Action item:
Go through the data below and copy each line where the word "document" occurs.

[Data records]
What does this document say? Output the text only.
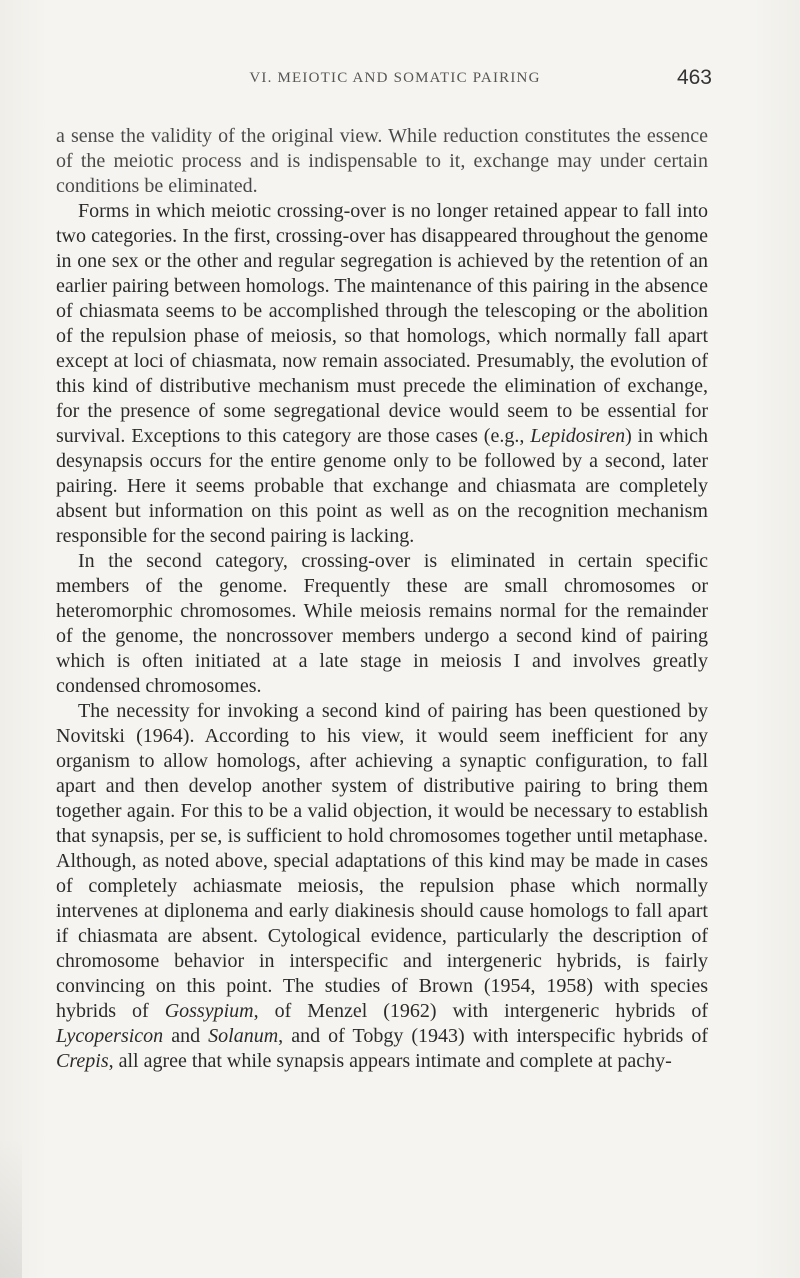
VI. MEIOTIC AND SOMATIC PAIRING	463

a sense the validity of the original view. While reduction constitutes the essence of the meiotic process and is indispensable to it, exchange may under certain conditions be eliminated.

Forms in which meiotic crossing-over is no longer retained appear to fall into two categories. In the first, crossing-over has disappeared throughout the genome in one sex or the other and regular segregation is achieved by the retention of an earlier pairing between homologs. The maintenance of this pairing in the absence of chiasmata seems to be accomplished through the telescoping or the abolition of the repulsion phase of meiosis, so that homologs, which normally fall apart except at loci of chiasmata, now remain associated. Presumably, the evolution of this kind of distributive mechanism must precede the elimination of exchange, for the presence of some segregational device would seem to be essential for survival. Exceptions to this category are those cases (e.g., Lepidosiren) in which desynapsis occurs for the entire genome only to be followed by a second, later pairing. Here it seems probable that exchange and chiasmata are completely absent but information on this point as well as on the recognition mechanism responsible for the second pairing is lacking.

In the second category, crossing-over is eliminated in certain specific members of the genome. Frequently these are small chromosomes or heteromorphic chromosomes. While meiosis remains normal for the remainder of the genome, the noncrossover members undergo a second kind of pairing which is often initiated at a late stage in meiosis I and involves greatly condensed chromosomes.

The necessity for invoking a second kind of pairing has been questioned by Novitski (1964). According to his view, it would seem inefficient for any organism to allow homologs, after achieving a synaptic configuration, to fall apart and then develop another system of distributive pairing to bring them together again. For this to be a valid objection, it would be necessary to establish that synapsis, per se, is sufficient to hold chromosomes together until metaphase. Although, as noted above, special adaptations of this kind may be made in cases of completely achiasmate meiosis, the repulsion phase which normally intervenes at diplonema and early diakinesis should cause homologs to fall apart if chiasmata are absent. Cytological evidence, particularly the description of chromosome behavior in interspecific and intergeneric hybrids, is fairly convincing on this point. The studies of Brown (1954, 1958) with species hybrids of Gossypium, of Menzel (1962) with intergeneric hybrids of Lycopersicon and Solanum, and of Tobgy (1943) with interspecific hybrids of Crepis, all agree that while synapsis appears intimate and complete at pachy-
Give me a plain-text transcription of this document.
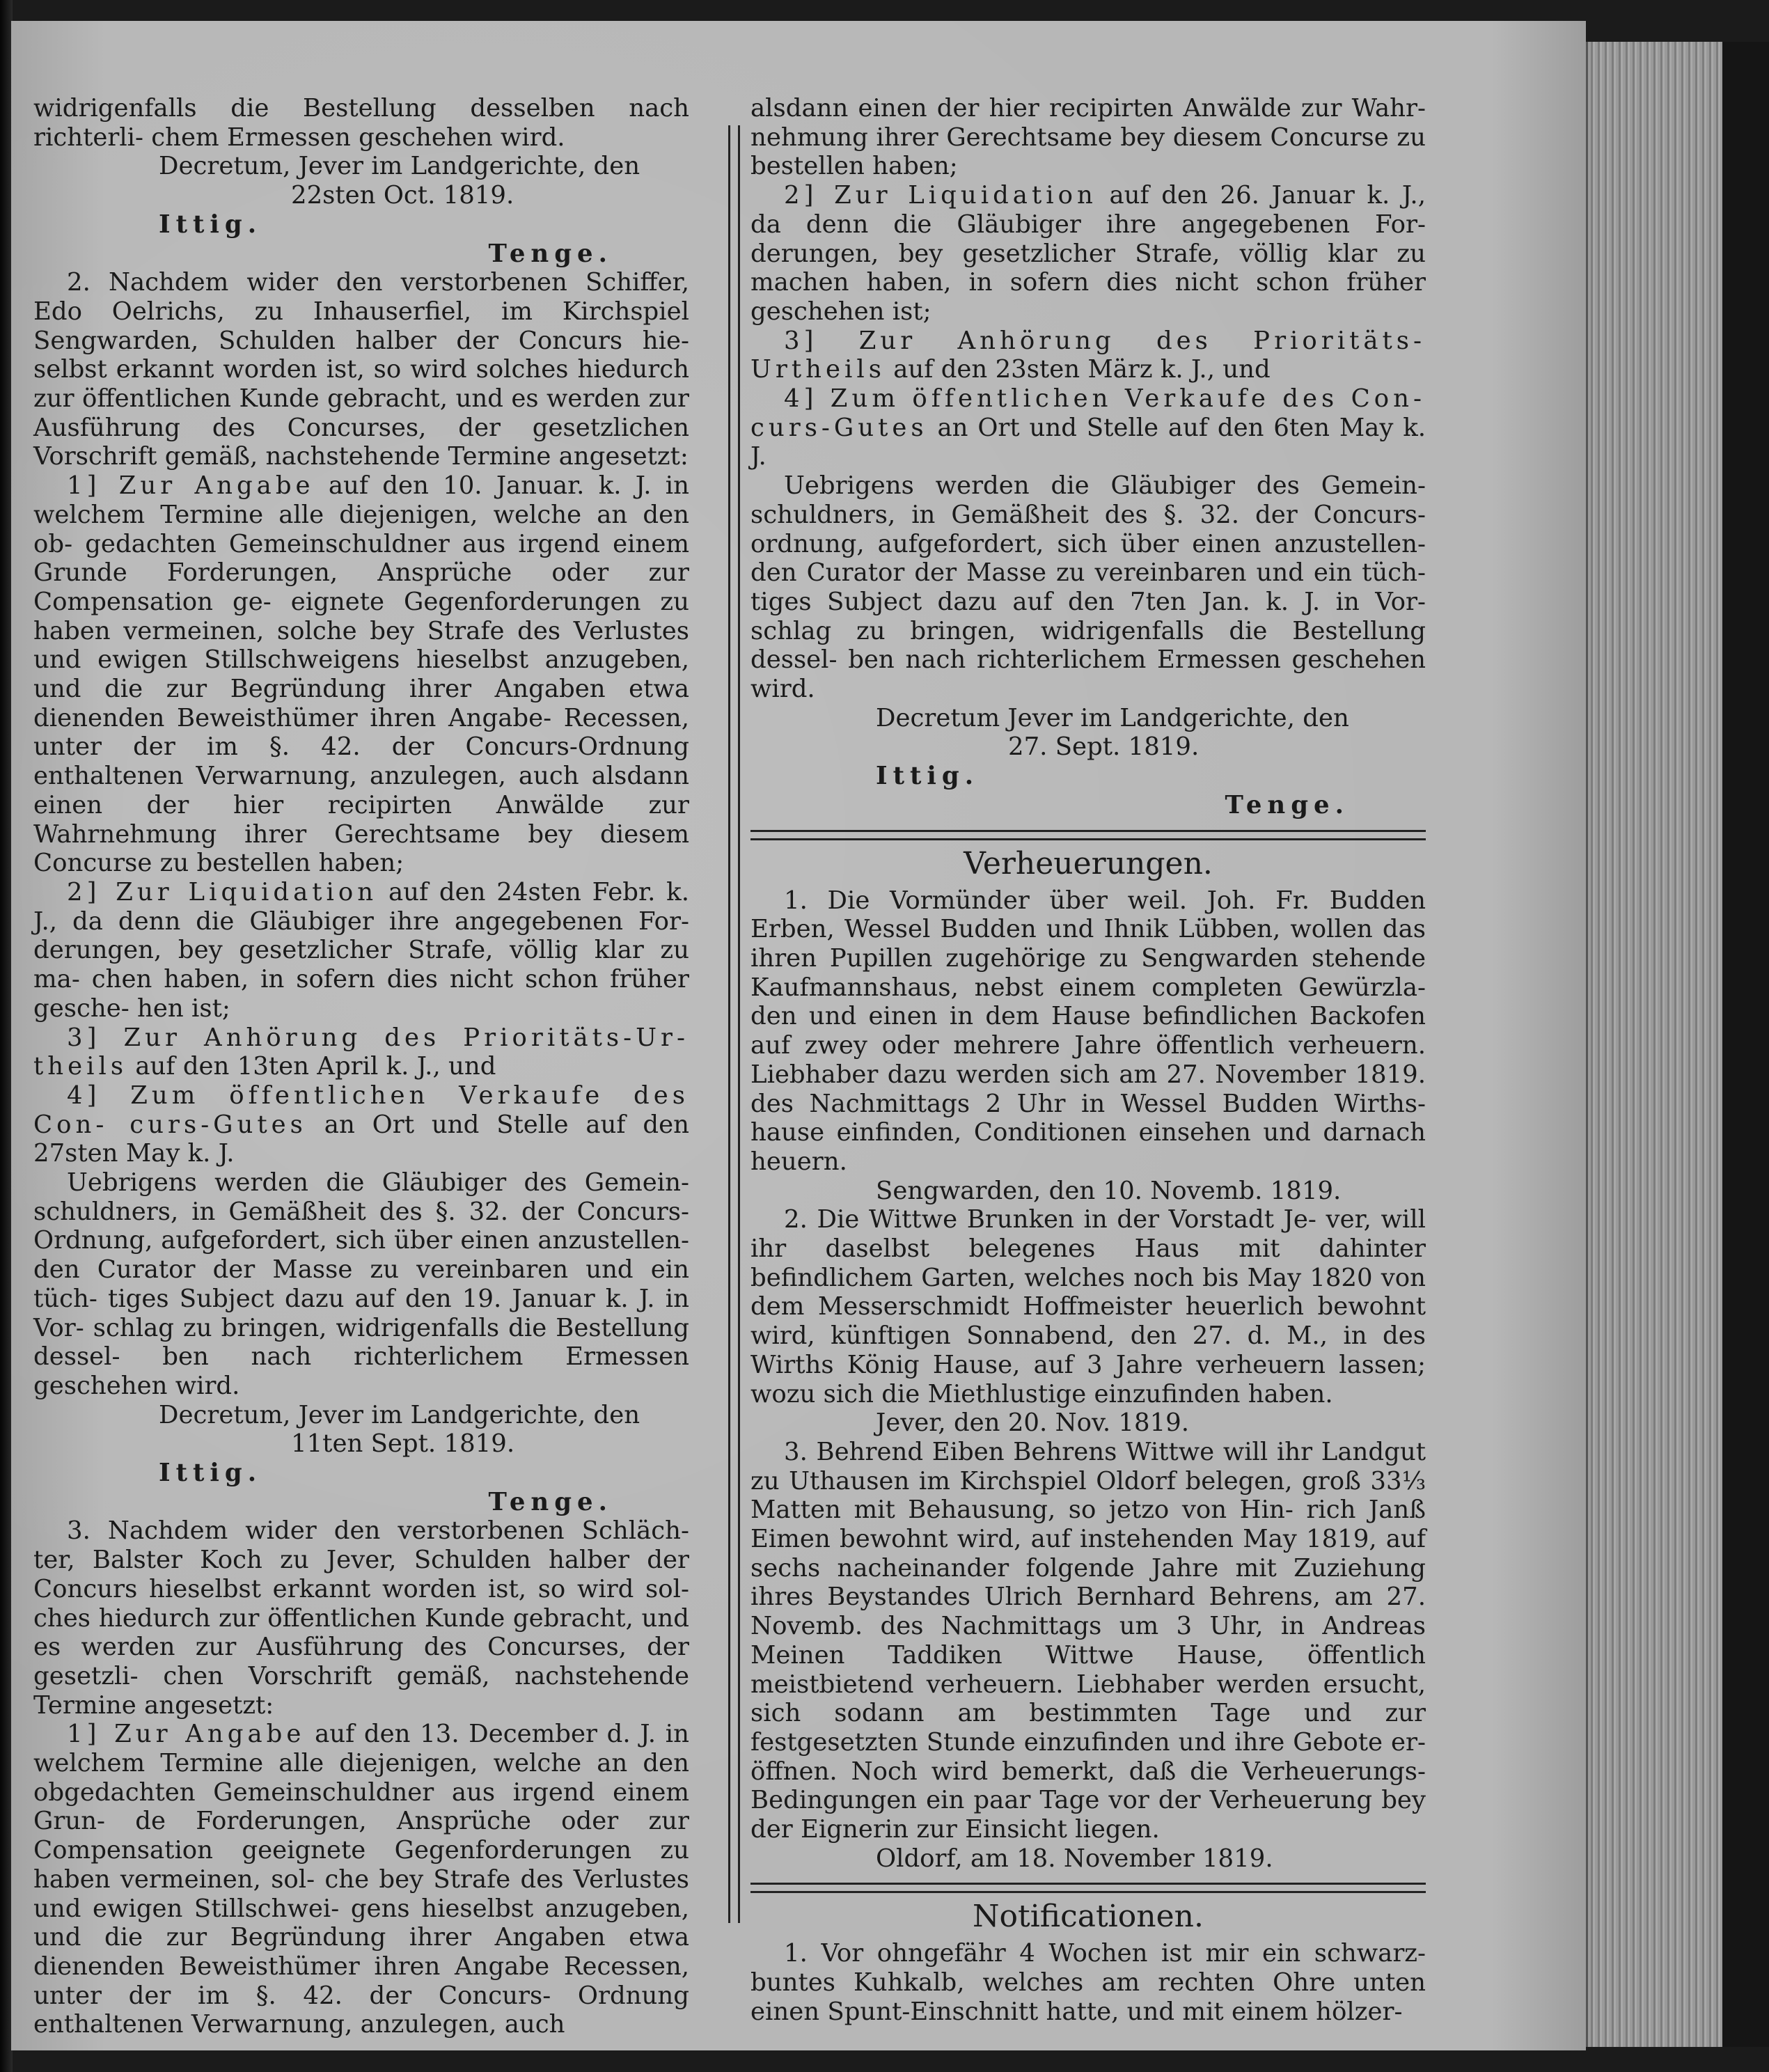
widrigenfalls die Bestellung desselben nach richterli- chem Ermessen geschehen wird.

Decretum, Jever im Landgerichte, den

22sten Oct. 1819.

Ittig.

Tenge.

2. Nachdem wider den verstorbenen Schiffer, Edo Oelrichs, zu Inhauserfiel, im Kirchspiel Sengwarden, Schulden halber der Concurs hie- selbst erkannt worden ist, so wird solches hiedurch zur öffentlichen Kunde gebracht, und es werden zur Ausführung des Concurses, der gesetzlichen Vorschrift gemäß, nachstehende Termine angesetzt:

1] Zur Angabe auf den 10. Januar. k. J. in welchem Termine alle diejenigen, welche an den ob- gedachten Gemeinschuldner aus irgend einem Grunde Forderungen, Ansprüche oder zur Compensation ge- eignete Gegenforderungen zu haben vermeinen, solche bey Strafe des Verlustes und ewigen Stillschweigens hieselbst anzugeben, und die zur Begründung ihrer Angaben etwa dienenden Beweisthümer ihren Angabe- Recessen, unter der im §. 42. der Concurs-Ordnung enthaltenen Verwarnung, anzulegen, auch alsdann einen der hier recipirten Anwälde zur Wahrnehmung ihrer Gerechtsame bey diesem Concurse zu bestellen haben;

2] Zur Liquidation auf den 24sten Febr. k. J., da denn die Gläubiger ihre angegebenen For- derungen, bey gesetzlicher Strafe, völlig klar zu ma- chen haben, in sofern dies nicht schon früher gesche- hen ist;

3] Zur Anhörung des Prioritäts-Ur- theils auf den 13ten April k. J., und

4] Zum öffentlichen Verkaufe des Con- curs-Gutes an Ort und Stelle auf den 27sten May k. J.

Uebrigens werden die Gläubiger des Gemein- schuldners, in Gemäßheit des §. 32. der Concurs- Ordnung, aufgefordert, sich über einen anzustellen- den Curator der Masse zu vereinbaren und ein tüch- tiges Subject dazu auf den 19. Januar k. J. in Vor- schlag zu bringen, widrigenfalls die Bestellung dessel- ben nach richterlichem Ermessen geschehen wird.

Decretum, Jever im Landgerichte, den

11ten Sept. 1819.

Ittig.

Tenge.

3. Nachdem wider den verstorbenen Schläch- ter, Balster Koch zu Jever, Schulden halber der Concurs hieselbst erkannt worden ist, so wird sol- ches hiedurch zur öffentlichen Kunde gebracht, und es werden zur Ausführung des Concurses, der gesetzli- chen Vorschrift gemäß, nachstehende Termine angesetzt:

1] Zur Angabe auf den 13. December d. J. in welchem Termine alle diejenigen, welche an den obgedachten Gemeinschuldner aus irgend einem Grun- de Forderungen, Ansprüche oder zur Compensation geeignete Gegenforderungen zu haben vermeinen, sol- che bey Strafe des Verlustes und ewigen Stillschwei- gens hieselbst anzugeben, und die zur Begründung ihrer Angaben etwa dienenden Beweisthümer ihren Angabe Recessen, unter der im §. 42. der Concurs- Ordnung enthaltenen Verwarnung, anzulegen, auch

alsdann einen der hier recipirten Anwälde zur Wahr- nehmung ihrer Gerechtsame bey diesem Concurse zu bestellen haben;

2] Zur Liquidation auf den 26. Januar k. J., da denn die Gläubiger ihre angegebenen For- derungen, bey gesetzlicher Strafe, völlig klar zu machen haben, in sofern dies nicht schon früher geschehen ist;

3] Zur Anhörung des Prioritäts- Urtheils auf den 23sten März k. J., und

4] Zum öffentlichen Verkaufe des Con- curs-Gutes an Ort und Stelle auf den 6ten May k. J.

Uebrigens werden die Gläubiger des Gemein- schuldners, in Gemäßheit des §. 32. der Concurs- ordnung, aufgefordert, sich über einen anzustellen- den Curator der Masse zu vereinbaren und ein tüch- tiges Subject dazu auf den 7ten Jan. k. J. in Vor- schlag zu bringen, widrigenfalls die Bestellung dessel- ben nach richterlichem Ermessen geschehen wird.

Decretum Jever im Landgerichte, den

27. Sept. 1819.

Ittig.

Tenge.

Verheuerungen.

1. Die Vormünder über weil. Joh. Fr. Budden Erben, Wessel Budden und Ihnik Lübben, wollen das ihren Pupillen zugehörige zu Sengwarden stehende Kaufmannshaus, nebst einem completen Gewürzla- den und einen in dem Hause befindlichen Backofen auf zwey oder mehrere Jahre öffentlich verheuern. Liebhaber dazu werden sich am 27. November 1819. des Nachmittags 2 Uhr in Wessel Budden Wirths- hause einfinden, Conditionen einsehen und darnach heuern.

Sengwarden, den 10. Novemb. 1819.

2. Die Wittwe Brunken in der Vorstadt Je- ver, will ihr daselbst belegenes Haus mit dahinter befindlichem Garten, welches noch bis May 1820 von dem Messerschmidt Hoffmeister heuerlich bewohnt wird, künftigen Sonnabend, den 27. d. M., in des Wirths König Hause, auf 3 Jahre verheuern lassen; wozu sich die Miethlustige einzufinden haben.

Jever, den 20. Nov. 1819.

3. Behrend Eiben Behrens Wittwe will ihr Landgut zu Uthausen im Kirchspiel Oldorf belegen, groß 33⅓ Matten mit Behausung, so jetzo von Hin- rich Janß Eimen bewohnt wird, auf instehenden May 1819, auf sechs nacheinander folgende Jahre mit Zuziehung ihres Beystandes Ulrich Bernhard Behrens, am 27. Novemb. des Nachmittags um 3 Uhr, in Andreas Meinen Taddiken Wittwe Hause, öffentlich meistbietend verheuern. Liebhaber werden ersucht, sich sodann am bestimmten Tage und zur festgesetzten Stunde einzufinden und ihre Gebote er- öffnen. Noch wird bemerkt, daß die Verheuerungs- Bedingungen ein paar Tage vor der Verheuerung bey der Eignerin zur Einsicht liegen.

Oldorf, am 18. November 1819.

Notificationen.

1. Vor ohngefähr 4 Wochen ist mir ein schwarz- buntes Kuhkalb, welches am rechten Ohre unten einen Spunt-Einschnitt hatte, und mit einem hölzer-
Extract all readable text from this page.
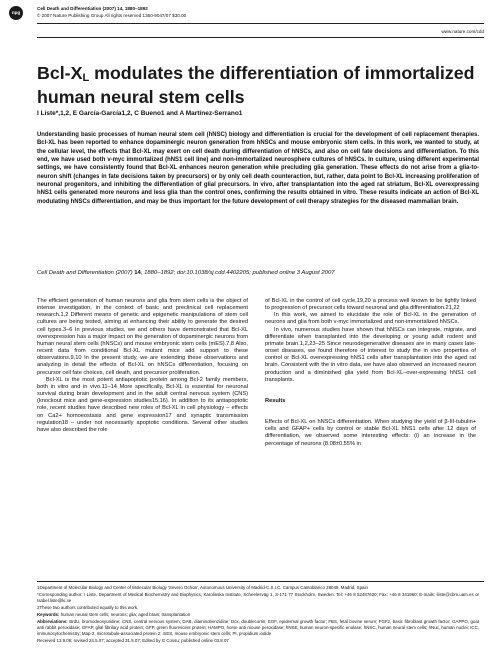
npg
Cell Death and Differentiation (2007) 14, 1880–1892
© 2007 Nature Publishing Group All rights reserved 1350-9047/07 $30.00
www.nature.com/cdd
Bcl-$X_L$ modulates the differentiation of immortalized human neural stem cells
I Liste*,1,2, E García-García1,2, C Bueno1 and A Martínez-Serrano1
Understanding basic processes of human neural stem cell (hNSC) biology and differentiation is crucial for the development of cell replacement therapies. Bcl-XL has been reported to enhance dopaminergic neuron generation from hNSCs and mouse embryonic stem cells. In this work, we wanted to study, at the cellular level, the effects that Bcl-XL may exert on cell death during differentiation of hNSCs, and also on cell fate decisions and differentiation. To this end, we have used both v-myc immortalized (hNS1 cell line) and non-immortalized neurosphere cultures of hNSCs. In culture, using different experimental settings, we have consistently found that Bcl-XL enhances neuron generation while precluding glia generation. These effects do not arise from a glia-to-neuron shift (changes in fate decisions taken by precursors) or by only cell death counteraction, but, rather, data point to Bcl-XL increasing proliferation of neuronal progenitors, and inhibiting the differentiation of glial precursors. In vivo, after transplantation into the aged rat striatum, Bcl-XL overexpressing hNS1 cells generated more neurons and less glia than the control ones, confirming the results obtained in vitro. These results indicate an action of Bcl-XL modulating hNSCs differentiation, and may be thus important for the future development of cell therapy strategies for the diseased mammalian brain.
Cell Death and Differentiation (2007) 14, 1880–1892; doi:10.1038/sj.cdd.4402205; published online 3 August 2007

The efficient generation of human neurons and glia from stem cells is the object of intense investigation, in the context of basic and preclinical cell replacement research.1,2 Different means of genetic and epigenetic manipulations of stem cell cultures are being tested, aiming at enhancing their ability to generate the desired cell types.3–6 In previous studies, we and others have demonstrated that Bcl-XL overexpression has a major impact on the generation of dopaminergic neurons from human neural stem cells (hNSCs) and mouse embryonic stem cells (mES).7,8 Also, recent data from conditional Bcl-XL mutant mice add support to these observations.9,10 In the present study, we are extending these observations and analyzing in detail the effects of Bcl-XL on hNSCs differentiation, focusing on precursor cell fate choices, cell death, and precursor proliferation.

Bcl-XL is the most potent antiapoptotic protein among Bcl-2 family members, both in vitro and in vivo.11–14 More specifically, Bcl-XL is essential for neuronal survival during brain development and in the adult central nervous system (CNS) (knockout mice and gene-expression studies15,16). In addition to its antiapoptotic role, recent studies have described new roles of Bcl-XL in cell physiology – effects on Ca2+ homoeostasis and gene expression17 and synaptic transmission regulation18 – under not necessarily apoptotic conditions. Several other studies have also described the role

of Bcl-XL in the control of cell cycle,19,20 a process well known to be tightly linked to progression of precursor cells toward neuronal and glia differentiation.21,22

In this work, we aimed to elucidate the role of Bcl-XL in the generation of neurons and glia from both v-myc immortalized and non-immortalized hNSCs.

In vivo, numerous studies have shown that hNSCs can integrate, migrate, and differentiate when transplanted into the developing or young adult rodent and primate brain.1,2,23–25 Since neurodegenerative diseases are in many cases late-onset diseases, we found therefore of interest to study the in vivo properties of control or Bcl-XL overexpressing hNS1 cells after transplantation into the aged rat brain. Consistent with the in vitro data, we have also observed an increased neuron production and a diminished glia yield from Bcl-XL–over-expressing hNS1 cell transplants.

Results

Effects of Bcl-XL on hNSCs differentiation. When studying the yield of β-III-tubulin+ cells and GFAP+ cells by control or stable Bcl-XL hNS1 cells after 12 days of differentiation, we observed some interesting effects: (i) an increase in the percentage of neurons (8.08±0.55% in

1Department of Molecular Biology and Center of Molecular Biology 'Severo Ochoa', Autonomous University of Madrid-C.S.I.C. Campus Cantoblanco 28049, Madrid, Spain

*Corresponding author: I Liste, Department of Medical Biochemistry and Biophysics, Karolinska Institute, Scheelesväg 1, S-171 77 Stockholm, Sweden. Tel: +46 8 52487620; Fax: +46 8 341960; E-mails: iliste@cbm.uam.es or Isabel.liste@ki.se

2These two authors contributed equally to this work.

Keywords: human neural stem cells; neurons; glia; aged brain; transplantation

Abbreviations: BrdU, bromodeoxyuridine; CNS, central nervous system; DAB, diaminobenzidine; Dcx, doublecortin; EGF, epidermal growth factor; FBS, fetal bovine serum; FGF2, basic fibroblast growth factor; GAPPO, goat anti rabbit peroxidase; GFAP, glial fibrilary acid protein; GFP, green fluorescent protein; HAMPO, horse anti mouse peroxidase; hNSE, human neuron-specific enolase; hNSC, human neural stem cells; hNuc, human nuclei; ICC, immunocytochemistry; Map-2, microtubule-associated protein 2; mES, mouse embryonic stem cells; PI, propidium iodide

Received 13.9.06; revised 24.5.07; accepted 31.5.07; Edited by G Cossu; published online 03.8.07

Answer to the problem:
What does this document say? Output the text only.
Give me a plain-text transcription of this document.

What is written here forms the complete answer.